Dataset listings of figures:
--------

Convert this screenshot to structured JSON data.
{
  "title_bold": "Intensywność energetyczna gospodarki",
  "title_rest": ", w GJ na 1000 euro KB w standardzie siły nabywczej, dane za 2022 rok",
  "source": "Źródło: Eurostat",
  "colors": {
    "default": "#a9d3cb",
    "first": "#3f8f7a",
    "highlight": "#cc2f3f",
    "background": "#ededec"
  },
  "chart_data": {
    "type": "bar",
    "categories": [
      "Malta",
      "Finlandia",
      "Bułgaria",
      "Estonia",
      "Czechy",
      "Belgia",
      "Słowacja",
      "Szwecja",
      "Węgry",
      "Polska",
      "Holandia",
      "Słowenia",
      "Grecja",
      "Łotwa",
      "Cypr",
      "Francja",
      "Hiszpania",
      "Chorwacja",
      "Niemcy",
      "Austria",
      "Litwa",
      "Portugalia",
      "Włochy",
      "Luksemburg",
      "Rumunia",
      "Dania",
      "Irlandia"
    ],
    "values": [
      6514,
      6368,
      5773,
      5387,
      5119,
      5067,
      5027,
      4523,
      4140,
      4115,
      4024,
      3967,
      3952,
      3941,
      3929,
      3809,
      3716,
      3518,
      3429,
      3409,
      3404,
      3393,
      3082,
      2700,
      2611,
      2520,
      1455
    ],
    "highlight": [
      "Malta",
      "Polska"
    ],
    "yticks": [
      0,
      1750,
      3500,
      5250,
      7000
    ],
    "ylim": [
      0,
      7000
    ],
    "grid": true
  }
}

--------

EXERCISE REQUIREMENTS: Extract all lines as given.

CORRECT OUTPUT:
Convert this screenshot to structured JSON data.
{
  "title_bold": "Intensywność energetyczna gospodarki",
  "title_rest": ", w GJ na 1000 euro KB w standardzie siły nabywczej, dane za 2022 rok",
  "source": "Źródło: Eurostat",
  "colors": {
    "default": "#a9d3cb",
    "first": "#3f8f7a",
    "highlight": "#cc2f3f",
    "background": "#ededec"
  },
  "chart_data": {
    "type": "bar",
    "categories": [
      "Malta",
      "Finlandia",
      "Bułgaria",
      "Estonia",
      "Czechy",
      "Belgia",
      "Słowacja",
      "Szwecja",
      "Węgry",
      "Polska",
      "Holandia",
      "Słowenia",
      "Grecja",
      "Łotwa",
      "Cypr",
      "Francja",
      "Hiszpania",
      "Chorwacja",
      "Niemcy",
      "Austria",
      "Litwa",
      "Portugalia",
      "Włochy",
      "Luksemburg",
      "Rumunia",
      "Dania",
      "Irlandia"
    ],
    "values": [
      6514,
      6368,
      5773,
      5387,
      5119,
      5067,
      5027,
      4523,
      4140,
      4115,
      4024,
      3967,
      3952,
      3941,
      3929,
      3809,
      3716,
      3518,
      3429,
      3409,
      3404,
      3393,
      3082,
      2700,
      2611,
      2520,
      1455
    ],
    "highlight": [
      "Malta",
      "Polska"
    ],
    "yticks": [
      0,
      1750,
      3500,
      5250,
      7000
    ],
    "ylim": [
      0,
      7000
    ],
    "grid": true
  }
}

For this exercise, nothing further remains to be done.